[CHALLENGE] List, from the lines below, each one with "have" in it.

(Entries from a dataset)
+ + + +

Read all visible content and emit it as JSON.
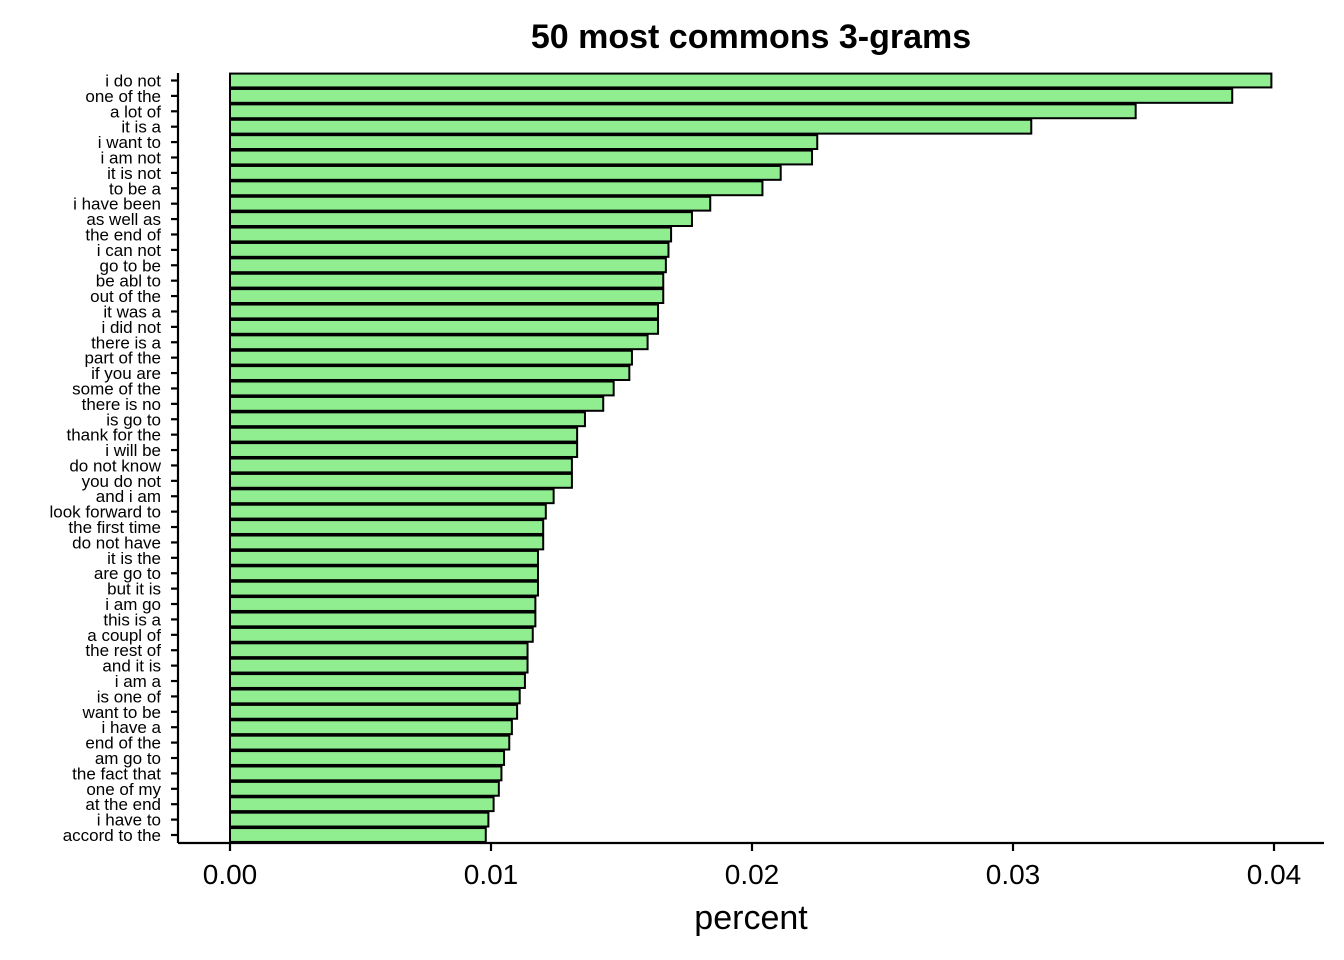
{
  "chart_data": {
    "type": "bar",
    "orientation": "horizontal",
    "title": "50 most commons 3-grams",
    "xlabel": "percent",
    "ylabel": "",
    "xlim": [
      -0.002,
      0.0418
    ],
    "xticks": [
      0.0,
      0.01,
      0.02,
      0.03,
      0.04
    ],
    "xtick_labels": [
      "0.00",
      "0.01",
      "0.02",
      "0.03",
      "0.04"
    ],
    "grid": false,
    "bar_color": "#90ee90",
    "categories": [
      "i do not",
      "one of the",
      "a lot of",
      "it is a",
      "i want to",
      "i am not",
      "it is not",
      "to be a",
      "i have been",
      "as well as",
      "the end of",
      "i can not",
      "go to be",
      "be abl to",
      "out of the",
      "it was a",
      "i did not",
      "there is a",
      "part of the",
      "if you are",
      "some of the",
      "there is no",
      "is go to",
      "thank for the",
      "i will be",
      "do not know",
      "you do not",
      "and i am",
      "look forward to",
      "the first time",
      "do not have",
      "it is the",
      "are go to",
      "but it is",
      "i am go",
      "this is a",
      "a coupl of",
      "the rest of",
      "and it is",
      "i am a",
      "is one of",
      "want to be",
      "i have a",
      "end of the",
      "am go to",
      "the fact that",
      "one of my",
      "at the end",
      "i have to",
      "accord to the"
    ],
    "values": [
      0.0399,
      0.0384,
      0.0347,
      0.0307,
      0.0225,
      0.0223,
      0.0211,
      0.0204,
      0.0184,
      0.0177,
      0.0169,
      0.0168,
      0.0167,
      0.0166,
      0.0166,
      0.0164,
      0.0164,
      0.016,
      0.0154,
      0.0153,
      0.0147,
      0.0143,
      0.0136,
      0.0133,
      0.0133,
      0.0131,
      0.0131,
      0.0124,
      0.0121,
      0.012,
      0.012,
      0.0118,
      0.0118,
      0.0118,
      0.0117,
      0.0117,
      0.0116,
      0.0114,
      0.0114,
      0.0113,
      0.0111,
      0.011,
      0.0108,
      0.0107,
      0.0105,
      0.0104,
      0.0103,
      0.0101,
      0.0099,
      0.0098
    ]
  }
}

+ + + +

[COMPLETED EXERCISE]
      "i have been",
      "do not have",
      "i have a",
      "i have to",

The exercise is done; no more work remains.